## Requirements
Which lines hold the word "struck"? Copy each of them.
━━━━━━━━━━
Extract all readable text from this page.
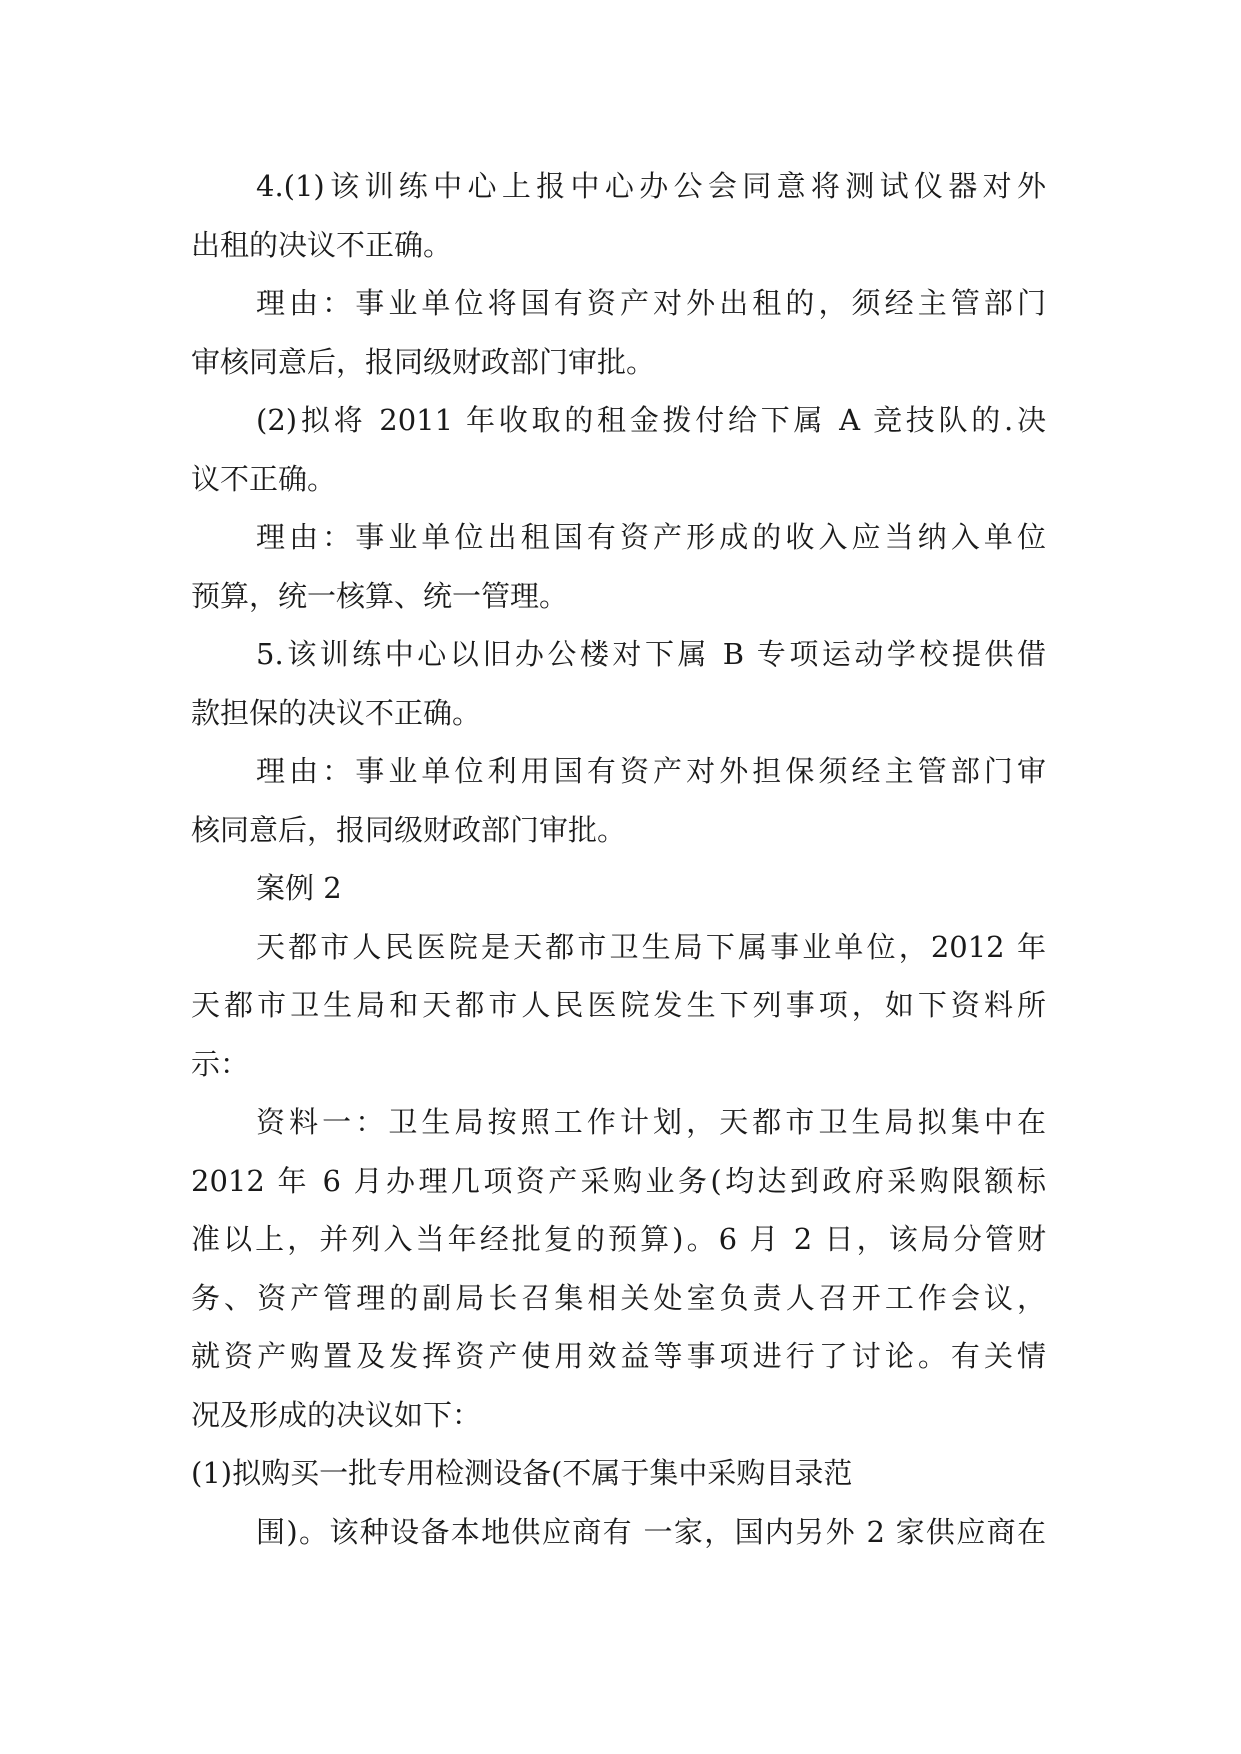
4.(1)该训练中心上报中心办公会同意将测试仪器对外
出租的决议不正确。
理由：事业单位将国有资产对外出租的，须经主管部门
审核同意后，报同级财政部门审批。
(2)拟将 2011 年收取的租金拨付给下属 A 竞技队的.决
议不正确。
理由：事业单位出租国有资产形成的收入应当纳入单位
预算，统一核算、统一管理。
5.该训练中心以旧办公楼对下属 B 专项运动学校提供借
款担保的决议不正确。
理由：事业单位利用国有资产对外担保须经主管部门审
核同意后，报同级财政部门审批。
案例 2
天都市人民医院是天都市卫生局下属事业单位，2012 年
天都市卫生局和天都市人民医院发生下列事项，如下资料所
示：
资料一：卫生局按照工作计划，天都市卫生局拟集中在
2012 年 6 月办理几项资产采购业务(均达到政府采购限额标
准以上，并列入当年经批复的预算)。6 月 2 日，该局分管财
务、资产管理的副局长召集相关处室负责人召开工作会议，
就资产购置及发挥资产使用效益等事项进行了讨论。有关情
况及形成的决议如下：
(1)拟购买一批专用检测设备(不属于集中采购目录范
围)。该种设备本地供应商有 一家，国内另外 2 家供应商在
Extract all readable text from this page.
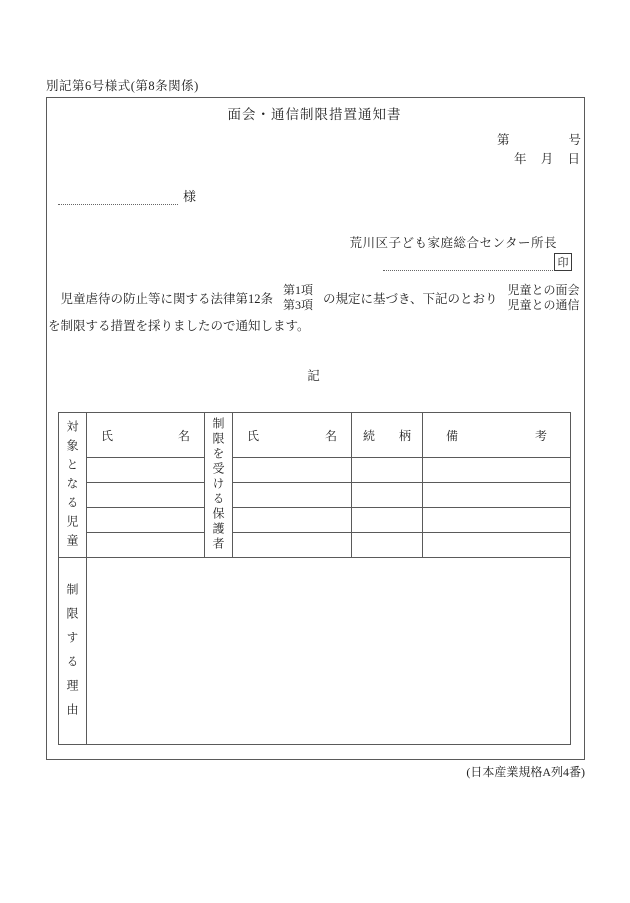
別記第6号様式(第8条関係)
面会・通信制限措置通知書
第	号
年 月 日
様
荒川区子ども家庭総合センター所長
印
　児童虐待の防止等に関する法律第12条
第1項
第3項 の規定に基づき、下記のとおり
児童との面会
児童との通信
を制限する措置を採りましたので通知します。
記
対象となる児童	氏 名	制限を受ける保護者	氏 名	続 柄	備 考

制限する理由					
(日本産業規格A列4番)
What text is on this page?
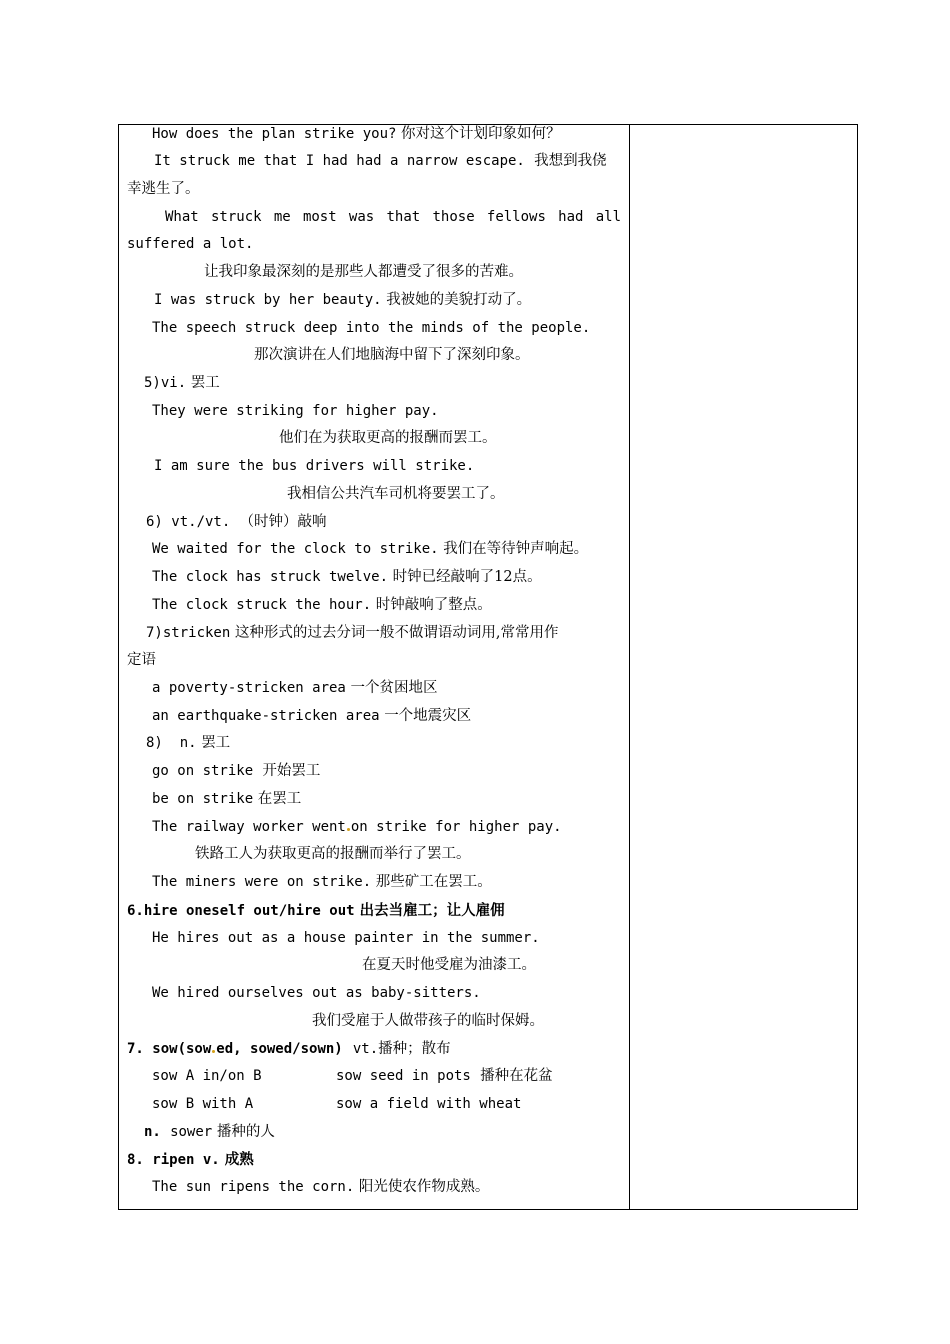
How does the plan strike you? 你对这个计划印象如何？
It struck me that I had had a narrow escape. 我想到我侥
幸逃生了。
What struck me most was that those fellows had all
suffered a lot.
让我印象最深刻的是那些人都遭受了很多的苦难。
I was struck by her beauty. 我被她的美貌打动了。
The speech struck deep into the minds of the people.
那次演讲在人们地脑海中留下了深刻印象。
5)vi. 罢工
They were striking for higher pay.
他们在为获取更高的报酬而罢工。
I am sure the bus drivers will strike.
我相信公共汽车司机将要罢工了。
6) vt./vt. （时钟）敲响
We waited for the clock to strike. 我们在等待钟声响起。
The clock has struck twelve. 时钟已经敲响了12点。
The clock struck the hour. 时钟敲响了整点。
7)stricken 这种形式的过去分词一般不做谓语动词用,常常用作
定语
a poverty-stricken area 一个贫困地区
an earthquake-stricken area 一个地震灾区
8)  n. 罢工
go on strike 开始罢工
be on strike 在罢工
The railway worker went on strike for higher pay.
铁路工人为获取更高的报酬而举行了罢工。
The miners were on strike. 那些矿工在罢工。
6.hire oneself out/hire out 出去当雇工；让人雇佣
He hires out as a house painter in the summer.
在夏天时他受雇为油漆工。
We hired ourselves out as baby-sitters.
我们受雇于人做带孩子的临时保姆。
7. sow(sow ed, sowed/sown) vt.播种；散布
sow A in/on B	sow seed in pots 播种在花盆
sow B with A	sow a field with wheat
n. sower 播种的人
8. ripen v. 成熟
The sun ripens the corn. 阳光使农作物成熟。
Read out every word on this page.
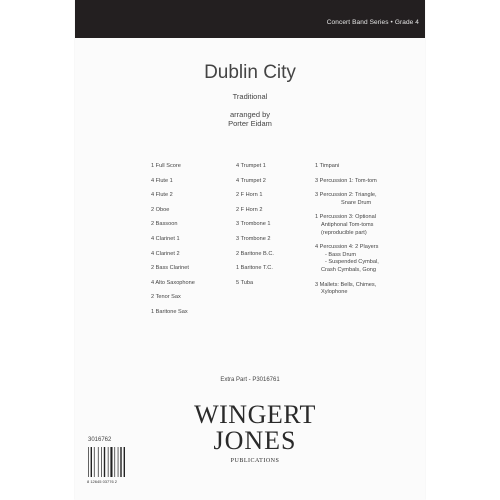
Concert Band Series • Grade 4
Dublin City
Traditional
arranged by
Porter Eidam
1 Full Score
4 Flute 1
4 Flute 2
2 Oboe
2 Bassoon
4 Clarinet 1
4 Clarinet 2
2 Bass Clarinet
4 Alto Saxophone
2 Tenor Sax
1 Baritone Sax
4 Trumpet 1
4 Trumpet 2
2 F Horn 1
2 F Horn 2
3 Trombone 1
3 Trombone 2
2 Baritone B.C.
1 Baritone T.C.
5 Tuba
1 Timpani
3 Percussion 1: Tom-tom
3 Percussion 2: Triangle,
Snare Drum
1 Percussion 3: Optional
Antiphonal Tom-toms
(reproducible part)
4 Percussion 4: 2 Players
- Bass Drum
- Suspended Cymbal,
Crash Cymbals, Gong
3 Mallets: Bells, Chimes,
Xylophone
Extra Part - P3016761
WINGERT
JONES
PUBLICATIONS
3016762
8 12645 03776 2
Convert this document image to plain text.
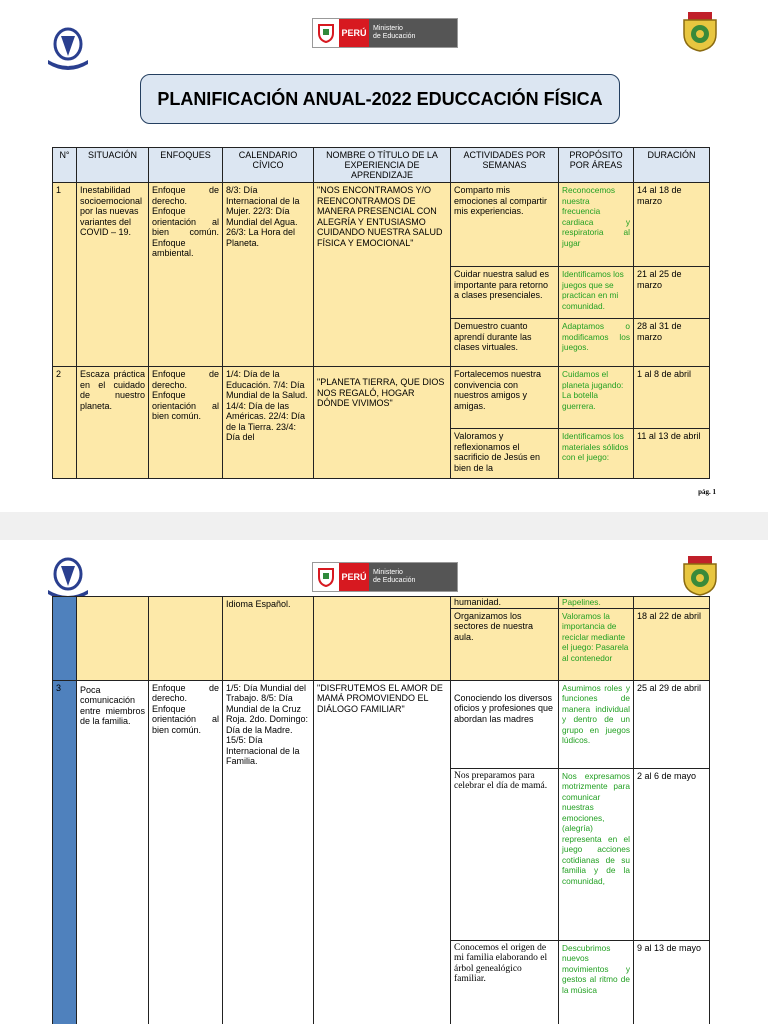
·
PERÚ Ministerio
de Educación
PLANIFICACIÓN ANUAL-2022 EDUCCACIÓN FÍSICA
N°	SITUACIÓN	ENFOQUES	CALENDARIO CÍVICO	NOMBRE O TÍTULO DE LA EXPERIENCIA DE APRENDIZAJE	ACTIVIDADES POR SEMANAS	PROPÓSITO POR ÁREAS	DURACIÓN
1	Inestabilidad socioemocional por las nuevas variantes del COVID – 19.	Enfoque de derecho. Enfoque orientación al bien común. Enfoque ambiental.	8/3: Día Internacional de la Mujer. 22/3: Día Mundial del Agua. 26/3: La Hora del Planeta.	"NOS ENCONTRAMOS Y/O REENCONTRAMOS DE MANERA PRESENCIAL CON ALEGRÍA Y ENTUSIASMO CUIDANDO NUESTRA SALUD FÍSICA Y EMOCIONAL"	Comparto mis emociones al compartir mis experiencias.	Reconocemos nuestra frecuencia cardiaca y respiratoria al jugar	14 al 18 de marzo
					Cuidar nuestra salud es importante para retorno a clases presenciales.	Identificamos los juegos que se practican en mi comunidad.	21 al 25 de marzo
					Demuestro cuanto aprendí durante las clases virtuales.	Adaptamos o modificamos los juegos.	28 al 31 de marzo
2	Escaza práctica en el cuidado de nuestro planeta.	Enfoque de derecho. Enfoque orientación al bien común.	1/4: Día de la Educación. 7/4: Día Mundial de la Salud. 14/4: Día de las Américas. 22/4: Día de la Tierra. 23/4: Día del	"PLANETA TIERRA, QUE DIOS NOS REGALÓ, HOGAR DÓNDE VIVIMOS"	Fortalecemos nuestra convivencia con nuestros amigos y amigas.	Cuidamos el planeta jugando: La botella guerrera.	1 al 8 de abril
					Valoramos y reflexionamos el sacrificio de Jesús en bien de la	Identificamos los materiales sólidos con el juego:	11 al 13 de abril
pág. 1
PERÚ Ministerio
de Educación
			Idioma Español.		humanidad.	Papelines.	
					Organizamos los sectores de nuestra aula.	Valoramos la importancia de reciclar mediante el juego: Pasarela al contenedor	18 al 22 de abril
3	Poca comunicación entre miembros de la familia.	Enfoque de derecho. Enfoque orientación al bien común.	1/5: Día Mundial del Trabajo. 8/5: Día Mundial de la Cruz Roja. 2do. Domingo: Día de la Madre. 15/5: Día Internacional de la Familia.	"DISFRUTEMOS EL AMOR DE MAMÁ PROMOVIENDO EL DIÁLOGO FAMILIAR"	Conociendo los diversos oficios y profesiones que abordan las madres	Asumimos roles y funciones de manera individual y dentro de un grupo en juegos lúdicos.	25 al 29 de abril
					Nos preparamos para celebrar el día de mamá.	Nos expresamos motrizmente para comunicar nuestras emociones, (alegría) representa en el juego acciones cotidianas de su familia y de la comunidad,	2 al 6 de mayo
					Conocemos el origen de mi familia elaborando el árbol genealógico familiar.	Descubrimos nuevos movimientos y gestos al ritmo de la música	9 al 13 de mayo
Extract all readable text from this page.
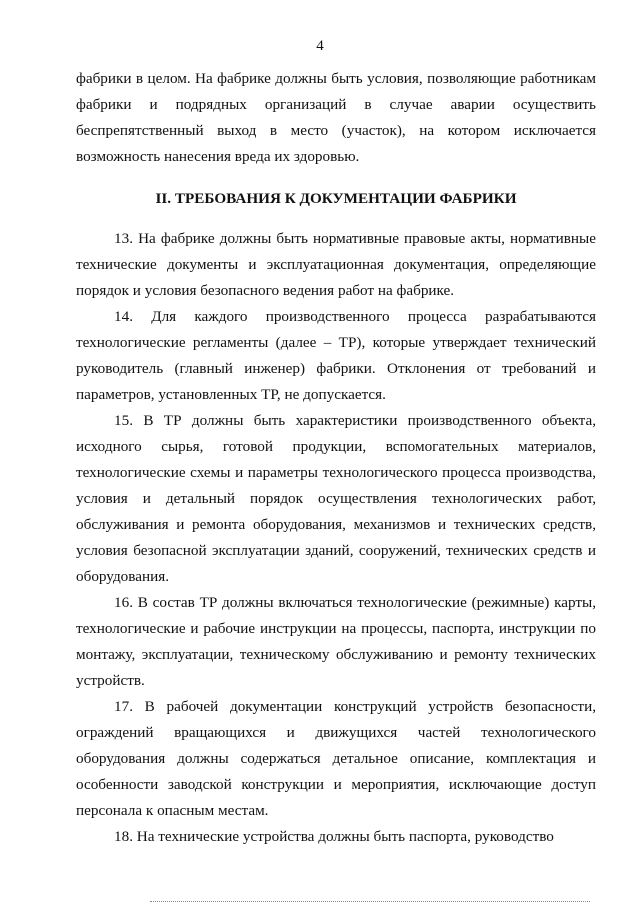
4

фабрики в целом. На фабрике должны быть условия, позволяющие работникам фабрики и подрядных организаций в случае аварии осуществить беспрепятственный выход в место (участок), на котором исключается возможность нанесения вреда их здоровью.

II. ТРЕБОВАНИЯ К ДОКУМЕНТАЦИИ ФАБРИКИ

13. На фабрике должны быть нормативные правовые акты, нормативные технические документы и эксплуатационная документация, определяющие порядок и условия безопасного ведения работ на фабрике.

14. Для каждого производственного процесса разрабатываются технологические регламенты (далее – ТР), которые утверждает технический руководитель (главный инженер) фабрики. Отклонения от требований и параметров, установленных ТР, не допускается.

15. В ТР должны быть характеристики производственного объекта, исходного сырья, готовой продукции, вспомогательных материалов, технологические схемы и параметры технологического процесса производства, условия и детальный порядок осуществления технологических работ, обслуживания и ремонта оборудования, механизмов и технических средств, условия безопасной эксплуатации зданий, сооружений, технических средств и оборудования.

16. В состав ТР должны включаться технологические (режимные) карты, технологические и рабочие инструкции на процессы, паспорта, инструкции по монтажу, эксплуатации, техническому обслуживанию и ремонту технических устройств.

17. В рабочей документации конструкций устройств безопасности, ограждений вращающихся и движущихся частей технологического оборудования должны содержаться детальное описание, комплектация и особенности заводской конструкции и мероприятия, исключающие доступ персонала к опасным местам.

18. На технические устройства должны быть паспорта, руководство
━━━━━━━━━━
## Full output
It struck me that I had had a narrow escape. 我想到我侥
What struck me most was that those fellows had all
I was struck by her beauty. 我被她的美貌打动了。
The speech struck deep into the minds of the people.
The clock has struck twelve. 时钟已经敲响了12点。
The clock struck the hour. 时钟敲响了整点。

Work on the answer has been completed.